Quote the records beneath, complete and exact. Leave out images.

→ Exercise data:

--*--

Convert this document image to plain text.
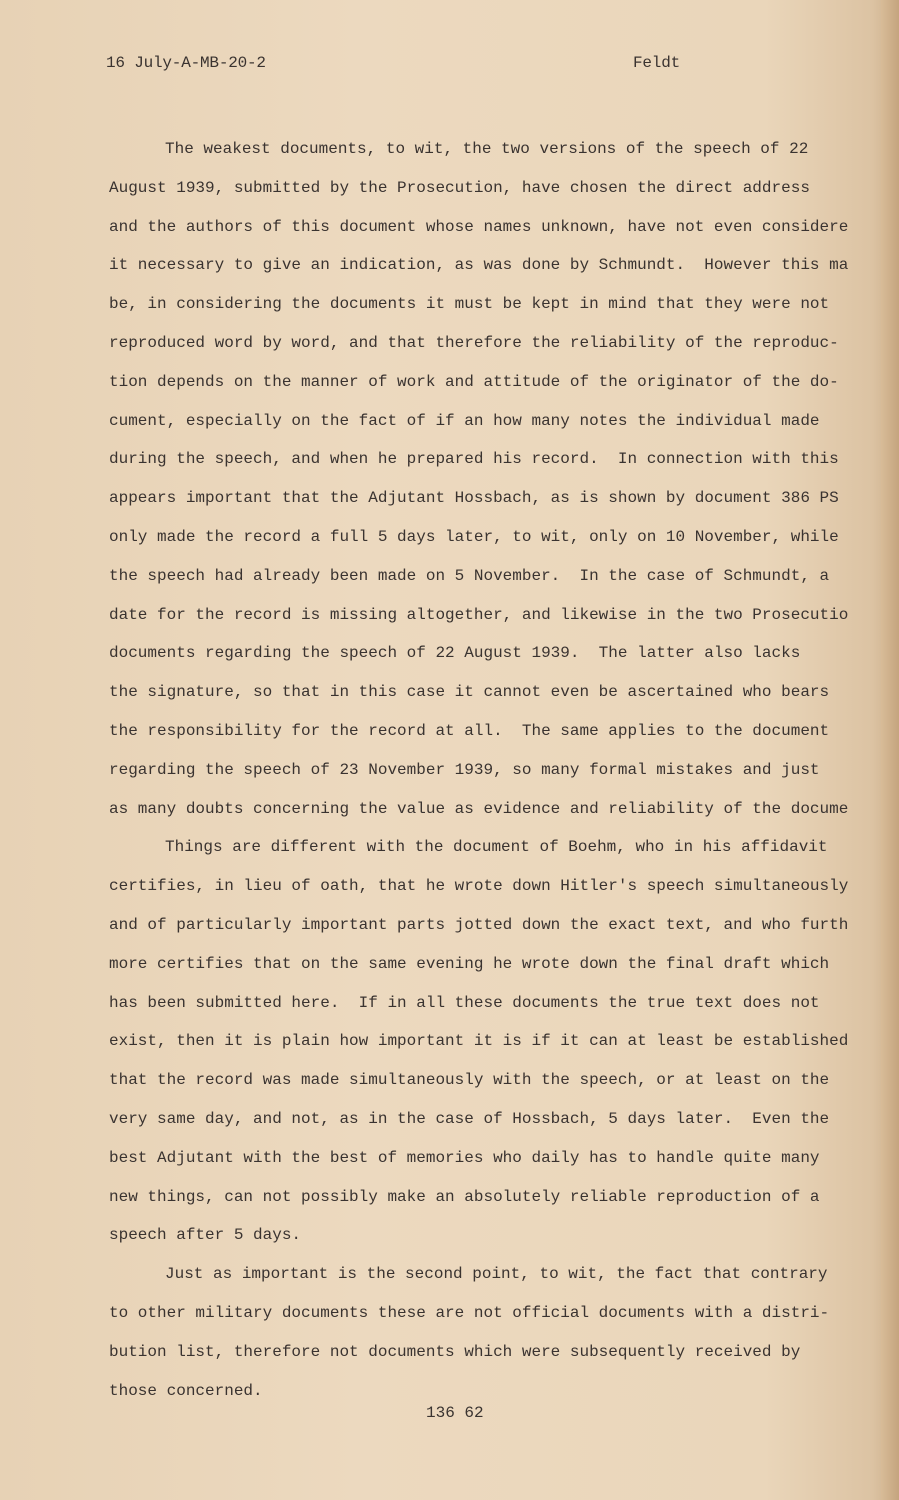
16 July-A-MB-20-2	Feldt
The weakest documents, to wit, the two versions of the speech of 22
August 1939, submitted by the Prosecution, have chosen the direct address
and the authors of this document whose names unknown, have not even considere
it necessary to give an indication, as was done by Schmundt.  However this ma
be, in considering the documents it must be kept in mind that they were not
reproduced word by word, and that therefore the reliability of the reproduc-
tion depends on the manner of work and attitude of the originator of the do-
cument, especially on the fact of if an how many notes the individual made
during the speech, and when he prepared his record.  In connection with this
appears important that the Adjutant Hossbach, as is shown by document 386 PS
only made the record a full 5 days later, to wit, only on 10 November, while
the speech had already been made on 5 November.  In the case of Schmundt, a
date for the record is missing altogether, and likewise in the two Prosecutio
documents regarding the speech of 22 August 1939.  The latter also lacks
the signature, so that in this case it cannot even be ascertained who bears
the responsibility for the record at all.  The same applies to the document
regarding the speech of 23 November 1939, so many formal mistakes and just
as many doubts concerning the value as evidence and reliability of the docume
Things are different with the document of Boehm, who in his affidavit
certifies, in lieu of oath, that he wrote down Hitler's speech simultaneously
and of particularly important parts jotted down the exact text, and who furth
more certifies that on the same evening he wrote down the final draft which
has been submitted here.  If in all these documents the true text does not
exist, then it is plain how important it is if it can at least be established
that the record was made simultaneously with the speech, or at least on the
very same day, and not, as in the case of Hossbach, 5 days later.  Even the
best Adjutant with the best of memories who daily has to handle quite many
new things, can not possibly make an absolutely reliable reproduction of a
speech after 5 days.
Just as important is the second point, to wit, the fact that contrary
to other military documents these are not official documents with a distri-
bution list, therefore not documents which were subsequently received by
those concerned.
136 62
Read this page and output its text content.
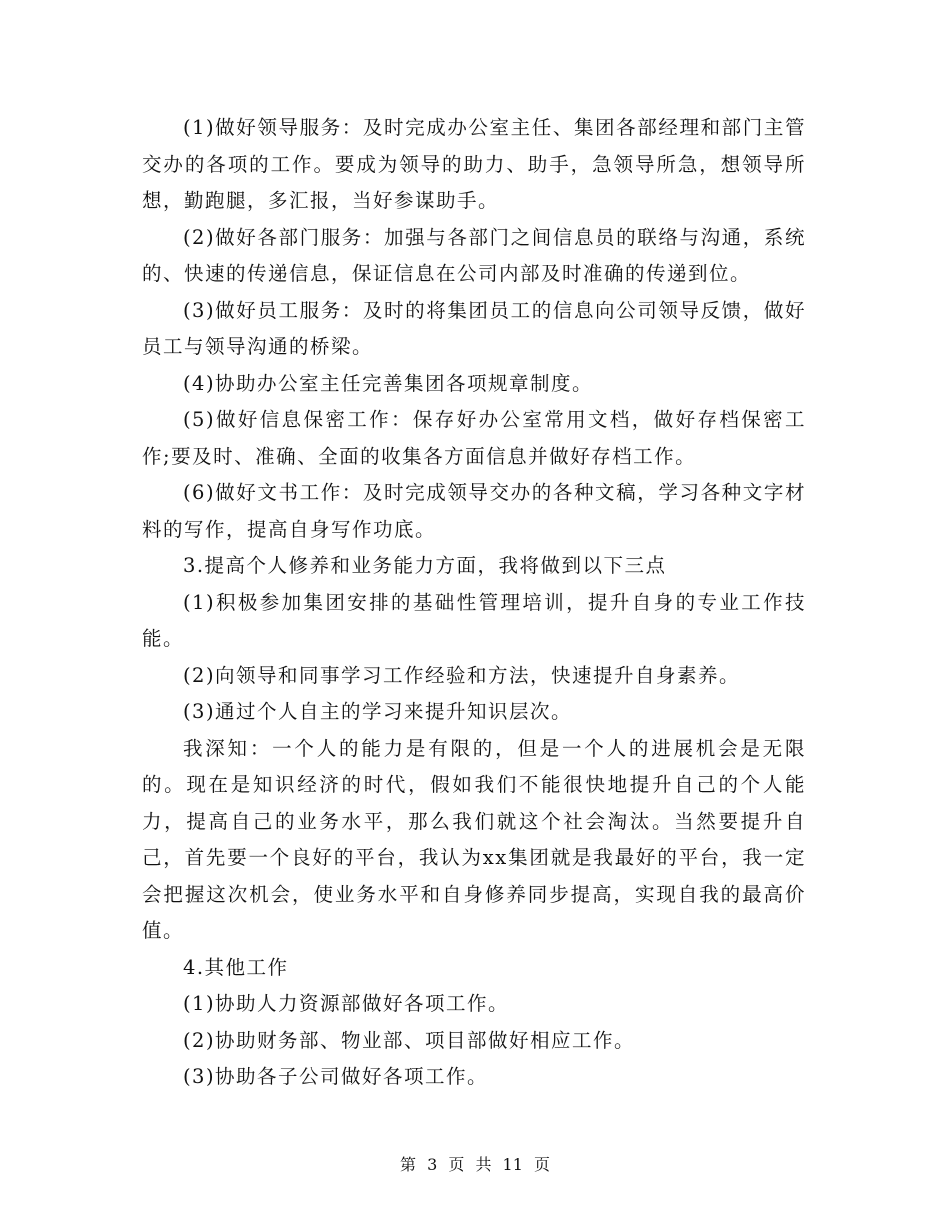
(1)做好领导服务：及时完成办公室主任、集团各部经理和部门主管交办的各项的工作。要成为领导的助力、助手，急领导所急，想领导所想，勤跑腿，多汇报，当好参谋助手。

(2)做好各部门服务：加强与各部门之间信息员的联络与沟通，系统的、快速的传递信息，保证信息在公司内部及时准确的传递到位。

(3)做好员工服务：及时的将集团员工的信息向公司领导反馈，做好员工与领导沟通的桥梁。

(4)协助办公室主任完善集团各项规章制度。

(5)做好信息保密工作：保存好办公室常用文档，做好存档保密工作;要及时、准确、全面的收集各方面信息并做好存档工作。

(6)做好文书工作：及时完成领导交办的各种文稿，学习各种文字材料的写作，提高自身写作功底。

3.提高个人修养和业务能力方面，我将做到以下三点

(1)积极参加集团安排的基础性管理培训，提升自身的专业工作技能。

(2)向领导和同事学习工作经验和方法，快速提升自身素养。

(3)通过个人自主的学习来提升知识层次。

我深知：一个人的能力是有限的，但是一个人的进展机会是无限的。现在是知识经济的时代，假如我们不能很快地提升自己的个人能力，提高自己的业务水平，那么我们就这个社会淘汰。当然要提升自己，首先要一个良好的平台，我认为xx集团就是我最好的平台，我一定会把握这次机会，使业务水平和自身修养同步提高，实现自我的最高价值。

4.其他工作

(1)协助人力资源部做好各项工作。

(2)协助财务部、物业部、项目部做好相应工作。

(3)协助各子公司做好各项工作。

第 3 页 共 11 页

--*--

→ Expected answer:
Convert this document image to plain text.
16 July-A-MB-20-2	Feldt
The weakest documents, to wit, the two versions of the speech of 22
August 1939, submitted by the Prosecution, have chosen the direct address
and the authors of this document whose names unknown, have not even considere
it necessary to give an indication, as was done by Schmundt.  However this ma
be, in considering the documents it must be kept in mind that they were not
reproduced word by word, and that therefore the reliability of the reproduc-
tion depends on the manner of work and attitude of the originator of the do-
cument, especially on the fact of if an how many notes the individual made
during the speech, and when he prepared his record.  In connection with this
appears important that the Adjutant Hossbach, as is shown by document 386 PS
only made the record a full 5 days later, to wit, only on 10 November, while
the speech had already been made on 5 November.  In the case of Schmundt, a
date for the record is missing altogether, and likewise in the two Prosecutio
documents regarding the speech of 22 August 1939.  The latter also lacks
the signature, so that in this case it cannot even be ascertained who bears
the responsibility for the record at all.  The same applies to the document
regarding the speech of 23 November 1939, so many formal mistakes and just
as many doubts concerning the value as evidence and reliability of the docume
Things are different with the document of Boehm, who in his affidavit
certifies, in lieu of oath, that he wrote down Hitler's speech simultaneously
and of particularly important parts jotted down the exact text, and who furth
more certifies that on the same evening he wrote down the final draft which
has been submitted here.  If in all these documents the true text does not
exist, then it is plain how important it is if it can at least be established
that the record was made simultaneously with the speech, or at least on the
very same day, and not, as in the case of Hossbach, 5 days later.  Even the
best Adjutant with the best of memories who daily has to handle quite many
new things, can not possibly make an absolutely reliable reproduction of a
speech after 5 days.
Just as important is the second point, to wit, the fact that contrary
to other military documents these are not official documents with a distri-
bution list, therefore not documents which were subsequently received by
those concerned.
136 62
Read this page and output its text content.
(1)做好领导服务：及时完成办公室主任、集团各部经理和部门主管交办的各项的工作。要成为领导的助力、助手，急领导所急，想领导所想，勤跑腿，多汇报，当好参谋助手。

(2)做好各部门服务：加强与各部门之间信息员的联络与沟通，系统的、快速的传递信息，保证信息在公司内部及时准确的传递到位。

(3)做好员工服务：及时的将集团员工的信息向公司领导反馈，做好员工与领导沟通的桥梁。

(4)协助办公室主任完善集团各项规章制度。

(5)做好信息保密工作：保存好办公室常用文档，做好存档保密工作;要及时、准确、全面的收集各方面信息并做好存档工作。

(6)做好文书工作：及时完成领导交办的各种文稿，学习各种文字材料的写作，提高自身写作功底。

3.提高个人修养和业务能力方面，我将做到以下三点

(1)积极参加集团安排的基础性管理培训，提升自身的专业工作技能。

(2)向领导和同事学习工作经验和方法，快速提升自身素养。

(3)通过个人自主的学习来提升知识层次。

我深知：一个人的能力是有限的，但是一个人的进展机会是无限的。现在是知识经济的时代，假如我们不能很快地提升自己的个人能力，提高自己的业务水平，那么我们就这个社会淘汰。当然要提升自己，首先要一个良好的平台，我认为xx集团就是我最好的平台，我一定会把握这次机会，使业务水平和自身修养同步提高，实现自我的最高价值。

4.其他工作

(1)协助人力资源部做好各项工作。

(2)协助财务部、物业部、项目部做好相应工作。

(3)协助各子公司做好各项工作。

第 3 页 共 11 页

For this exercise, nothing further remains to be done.